** START OF Records for this exercise **
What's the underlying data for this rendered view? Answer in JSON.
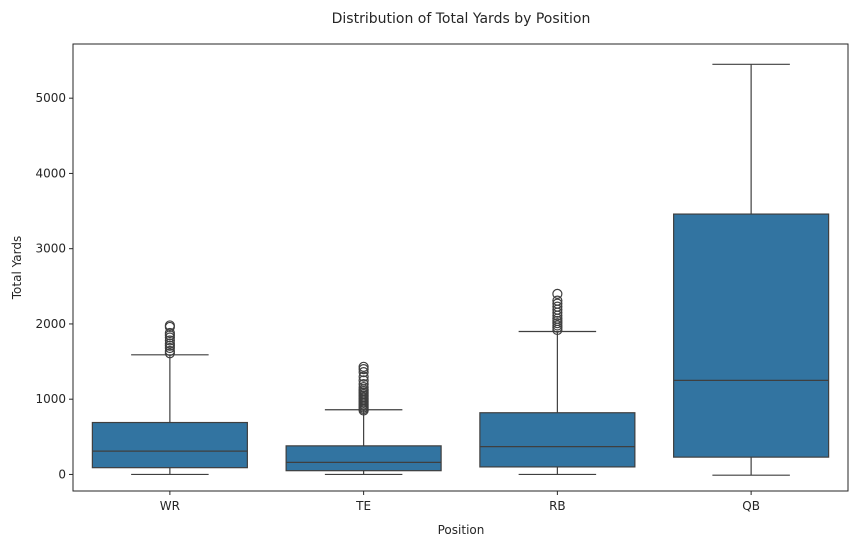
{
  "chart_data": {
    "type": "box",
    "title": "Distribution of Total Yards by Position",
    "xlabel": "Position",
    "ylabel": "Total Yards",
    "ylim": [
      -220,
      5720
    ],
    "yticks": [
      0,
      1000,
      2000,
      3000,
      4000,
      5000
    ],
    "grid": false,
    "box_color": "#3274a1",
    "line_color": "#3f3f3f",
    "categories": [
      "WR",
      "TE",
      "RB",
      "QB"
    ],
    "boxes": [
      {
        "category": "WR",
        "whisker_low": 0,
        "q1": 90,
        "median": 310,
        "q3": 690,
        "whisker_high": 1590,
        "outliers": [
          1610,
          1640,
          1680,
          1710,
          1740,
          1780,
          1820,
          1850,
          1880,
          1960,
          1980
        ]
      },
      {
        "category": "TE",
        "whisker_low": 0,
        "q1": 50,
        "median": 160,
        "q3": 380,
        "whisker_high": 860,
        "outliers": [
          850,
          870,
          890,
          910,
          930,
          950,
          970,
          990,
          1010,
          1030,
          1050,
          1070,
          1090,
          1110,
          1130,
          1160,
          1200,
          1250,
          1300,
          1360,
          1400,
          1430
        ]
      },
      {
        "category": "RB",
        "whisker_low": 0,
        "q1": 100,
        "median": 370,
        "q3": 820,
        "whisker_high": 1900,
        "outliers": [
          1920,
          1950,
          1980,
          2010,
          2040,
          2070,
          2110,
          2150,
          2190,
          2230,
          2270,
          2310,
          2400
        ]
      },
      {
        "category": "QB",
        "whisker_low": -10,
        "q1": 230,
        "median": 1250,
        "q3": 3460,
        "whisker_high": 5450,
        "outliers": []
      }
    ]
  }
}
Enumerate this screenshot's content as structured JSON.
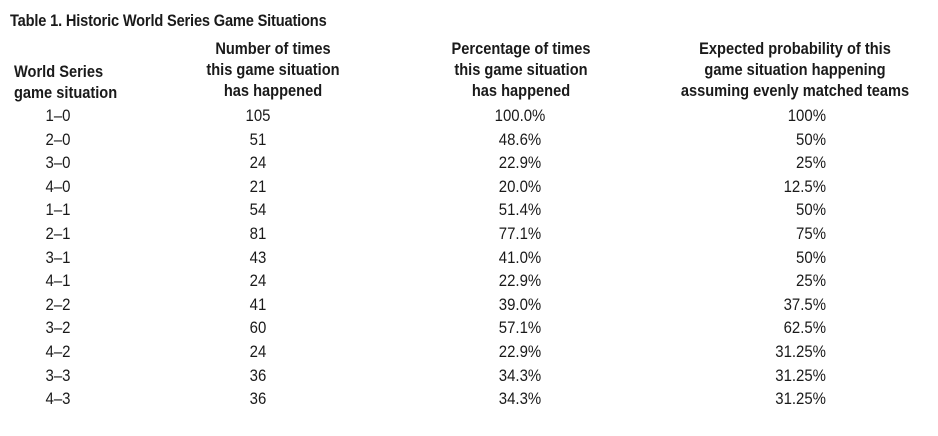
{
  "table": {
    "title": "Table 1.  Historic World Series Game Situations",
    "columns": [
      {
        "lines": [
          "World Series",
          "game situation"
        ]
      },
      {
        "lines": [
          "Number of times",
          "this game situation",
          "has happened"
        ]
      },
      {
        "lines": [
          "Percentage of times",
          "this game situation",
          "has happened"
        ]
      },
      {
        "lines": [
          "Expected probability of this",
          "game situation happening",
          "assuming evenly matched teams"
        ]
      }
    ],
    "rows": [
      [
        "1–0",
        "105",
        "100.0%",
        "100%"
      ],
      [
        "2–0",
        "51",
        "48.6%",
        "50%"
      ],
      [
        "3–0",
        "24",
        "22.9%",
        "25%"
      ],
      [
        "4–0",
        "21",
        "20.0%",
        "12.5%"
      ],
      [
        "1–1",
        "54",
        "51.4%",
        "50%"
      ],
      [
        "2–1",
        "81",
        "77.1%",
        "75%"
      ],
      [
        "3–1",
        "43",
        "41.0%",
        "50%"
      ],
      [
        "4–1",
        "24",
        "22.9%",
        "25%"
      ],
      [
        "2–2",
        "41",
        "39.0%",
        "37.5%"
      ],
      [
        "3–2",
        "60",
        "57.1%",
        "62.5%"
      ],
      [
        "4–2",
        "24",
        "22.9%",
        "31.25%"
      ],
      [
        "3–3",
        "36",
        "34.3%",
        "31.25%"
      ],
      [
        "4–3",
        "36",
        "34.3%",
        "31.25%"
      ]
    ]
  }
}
** END OF Records for this exercise **
** START OF Records for this exercise **
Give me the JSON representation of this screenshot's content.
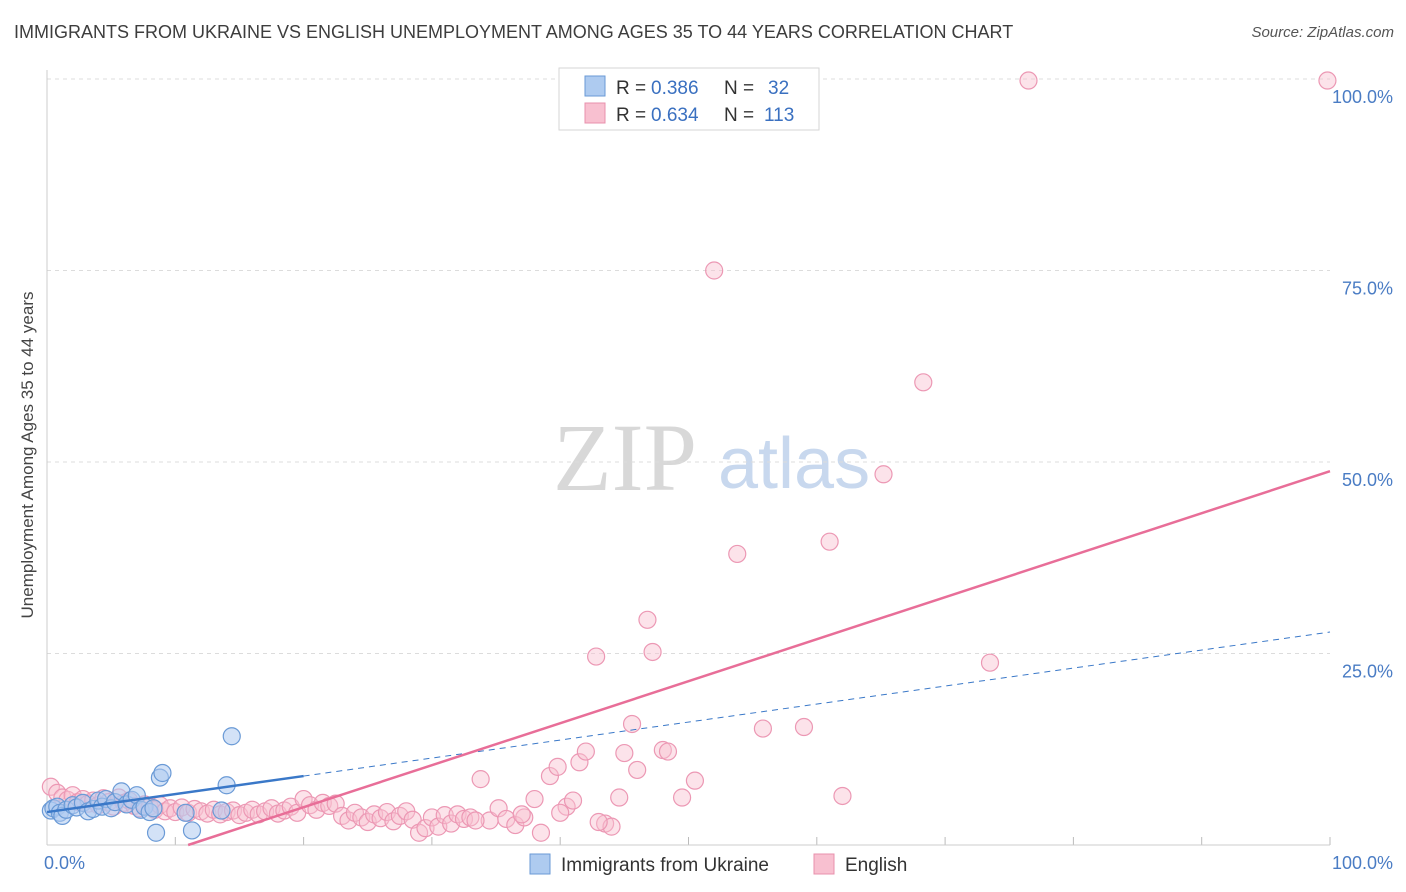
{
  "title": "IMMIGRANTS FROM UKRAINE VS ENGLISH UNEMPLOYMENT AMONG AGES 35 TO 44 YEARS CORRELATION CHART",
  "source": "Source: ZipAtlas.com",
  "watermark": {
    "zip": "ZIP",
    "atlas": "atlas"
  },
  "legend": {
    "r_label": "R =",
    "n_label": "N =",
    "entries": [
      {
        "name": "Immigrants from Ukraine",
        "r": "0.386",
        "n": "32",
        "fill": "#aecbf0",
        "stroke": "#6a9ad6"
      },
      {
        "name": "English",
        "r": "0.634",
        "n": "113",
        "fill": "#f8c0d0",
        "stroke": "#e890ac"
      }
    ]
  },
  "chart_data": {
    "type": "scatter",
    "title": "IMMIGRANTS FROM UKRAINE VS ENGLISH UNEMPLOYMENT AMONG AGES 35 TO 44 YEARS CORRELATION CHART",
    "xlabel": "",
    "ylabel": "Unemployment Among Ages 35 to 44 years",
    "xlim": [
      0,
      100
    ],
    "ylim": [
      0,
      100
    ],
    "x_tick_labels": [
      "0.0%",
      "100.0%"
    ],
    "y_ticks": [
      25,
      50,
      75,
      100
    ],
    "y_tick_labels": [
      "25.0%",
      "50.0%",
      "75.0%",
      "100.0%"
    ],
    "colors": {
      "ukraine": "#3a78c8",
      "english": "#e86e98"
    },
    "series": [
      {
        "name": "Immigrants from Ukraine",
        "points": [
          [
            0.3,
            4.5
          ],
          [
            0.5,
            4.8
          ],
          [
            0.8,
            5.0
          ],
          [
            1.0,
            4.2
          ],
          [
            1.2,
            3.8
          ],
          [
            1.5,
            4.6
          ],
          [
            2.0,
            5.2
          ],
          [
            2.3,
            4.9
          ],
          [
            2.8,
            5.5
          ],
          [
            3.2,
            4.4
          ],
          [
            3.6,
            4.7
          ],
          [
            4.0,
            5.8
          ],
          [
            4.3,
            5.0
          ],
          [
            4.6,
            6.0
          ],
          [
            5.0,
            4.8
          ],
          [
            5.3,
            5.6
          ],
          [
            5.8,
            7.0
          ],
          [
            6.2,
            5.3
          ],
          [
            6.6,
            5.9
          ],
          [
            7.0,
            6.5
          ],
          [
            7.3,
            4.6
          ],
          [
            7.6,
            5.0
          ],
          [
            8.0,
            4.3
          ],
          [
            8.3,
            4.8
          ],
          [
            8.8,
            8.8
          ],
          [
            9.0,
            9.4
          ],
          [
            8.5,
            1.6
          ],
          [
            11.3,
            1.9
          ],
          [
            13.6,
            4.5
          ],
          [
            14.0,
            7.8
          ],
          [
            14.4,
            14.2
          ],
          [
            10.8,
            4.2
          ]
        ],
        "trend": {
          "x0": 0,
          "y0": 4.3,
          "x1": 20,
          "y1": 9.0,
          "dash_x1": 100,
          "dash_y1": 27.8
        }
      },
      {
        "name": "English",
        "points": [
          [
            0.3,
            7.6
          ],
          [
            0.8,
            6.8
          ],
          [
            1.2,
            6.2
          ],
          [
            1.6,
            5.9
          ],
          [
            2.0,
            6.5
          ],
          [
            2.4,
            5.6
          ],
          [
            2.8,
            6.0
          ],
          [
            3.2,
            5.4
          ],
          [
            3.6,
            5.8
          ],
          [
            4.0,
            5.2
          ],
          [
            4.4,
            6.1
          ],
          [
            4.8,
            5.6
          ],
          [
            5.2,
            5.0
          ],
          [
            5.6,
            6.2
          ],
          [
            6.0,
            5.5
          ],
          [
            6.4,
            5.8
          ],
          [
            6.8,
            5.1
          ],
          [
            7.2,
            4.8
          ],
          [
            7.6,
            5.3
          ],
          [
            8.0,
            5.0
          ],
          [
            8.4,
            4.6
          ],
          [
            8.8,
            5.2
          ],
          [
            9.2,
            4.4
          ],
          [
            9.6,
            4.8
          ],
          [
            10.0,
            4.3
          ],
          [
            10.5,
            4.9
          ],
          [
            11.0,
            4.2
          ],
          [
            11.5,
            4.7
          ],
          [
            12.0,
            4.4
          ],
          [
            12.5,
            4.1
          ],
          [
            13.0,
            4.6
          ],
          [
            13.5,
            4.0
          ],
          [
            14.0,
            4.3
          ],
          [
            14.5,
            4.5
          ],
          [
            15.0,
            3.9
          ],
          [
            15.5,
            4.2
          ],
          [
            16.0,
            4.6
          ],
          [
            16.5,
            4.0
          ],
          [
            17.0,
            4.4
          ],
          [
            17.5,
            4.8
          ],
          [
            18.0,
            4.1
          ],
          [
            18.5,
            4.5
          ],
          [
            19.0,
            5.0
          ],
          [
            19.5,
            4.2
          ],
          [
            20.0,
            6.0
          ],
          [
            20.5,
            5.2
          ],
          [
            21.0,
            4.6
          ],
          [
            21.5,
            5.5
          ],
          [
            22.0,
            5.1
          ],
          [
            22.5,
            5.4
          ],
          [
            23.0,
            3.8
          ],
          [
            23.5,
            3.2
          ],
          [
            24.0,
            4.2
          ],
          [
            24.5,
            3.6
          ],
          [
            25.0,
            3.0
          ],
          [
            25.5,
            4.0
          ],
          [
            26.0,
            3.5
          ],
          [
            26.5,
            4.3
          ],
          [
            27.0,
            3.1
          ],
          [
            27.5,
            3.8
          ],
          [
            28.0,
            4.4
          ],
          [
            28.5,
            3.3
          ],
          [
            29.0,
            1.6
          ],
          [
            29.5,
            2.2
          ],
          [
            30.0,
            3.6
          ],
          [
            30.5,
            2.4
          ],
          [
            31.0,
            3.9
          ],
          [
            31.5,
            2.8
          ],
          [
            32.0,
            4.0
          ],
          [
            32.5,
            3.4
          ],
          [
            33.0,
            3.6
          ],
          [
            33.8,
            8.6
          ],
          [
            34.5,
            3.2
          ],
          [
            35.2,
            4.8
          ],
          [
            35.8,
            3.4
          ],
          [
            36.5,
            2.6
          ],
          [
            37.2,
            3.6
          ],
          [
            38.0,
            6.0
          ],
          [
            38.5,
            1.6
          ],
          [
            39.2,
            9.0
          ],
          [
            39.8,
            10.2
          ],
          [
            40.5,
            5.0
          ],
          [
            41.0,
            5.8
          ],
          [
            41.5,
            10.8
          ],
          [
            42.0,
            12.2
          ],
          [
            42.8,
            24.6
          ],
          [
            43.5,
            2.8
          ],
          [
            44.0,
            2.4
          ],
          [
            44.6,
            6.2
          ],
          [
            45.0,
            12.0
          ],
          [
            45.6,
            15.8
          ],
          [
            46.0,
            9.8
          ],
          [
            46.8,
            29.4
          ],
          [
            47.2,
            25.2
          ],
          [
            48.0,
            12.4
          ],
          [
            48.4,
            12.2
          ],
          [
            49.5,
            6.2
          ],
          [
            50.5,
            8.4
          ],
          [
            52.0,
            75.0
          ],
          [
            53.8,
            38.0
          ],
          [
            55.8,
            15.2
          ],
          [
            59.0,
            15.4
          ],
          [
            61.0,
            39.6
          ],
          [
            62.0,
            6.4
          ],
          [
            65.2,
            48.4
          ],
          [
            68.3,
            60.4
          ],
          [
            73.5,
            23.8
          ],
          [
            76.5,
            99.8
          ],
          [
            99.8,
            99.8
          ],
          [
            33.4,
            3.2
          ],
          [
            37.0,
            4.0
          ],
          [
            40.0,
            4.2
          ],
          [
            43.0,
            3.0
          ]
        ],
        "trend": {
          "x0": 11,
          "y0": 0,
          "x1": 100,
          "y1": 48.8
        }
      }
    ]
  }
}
** END OF Records for this exercise **
**To be done:** Report only how many lines of the listing hold the word "times".

**Written answer:** 2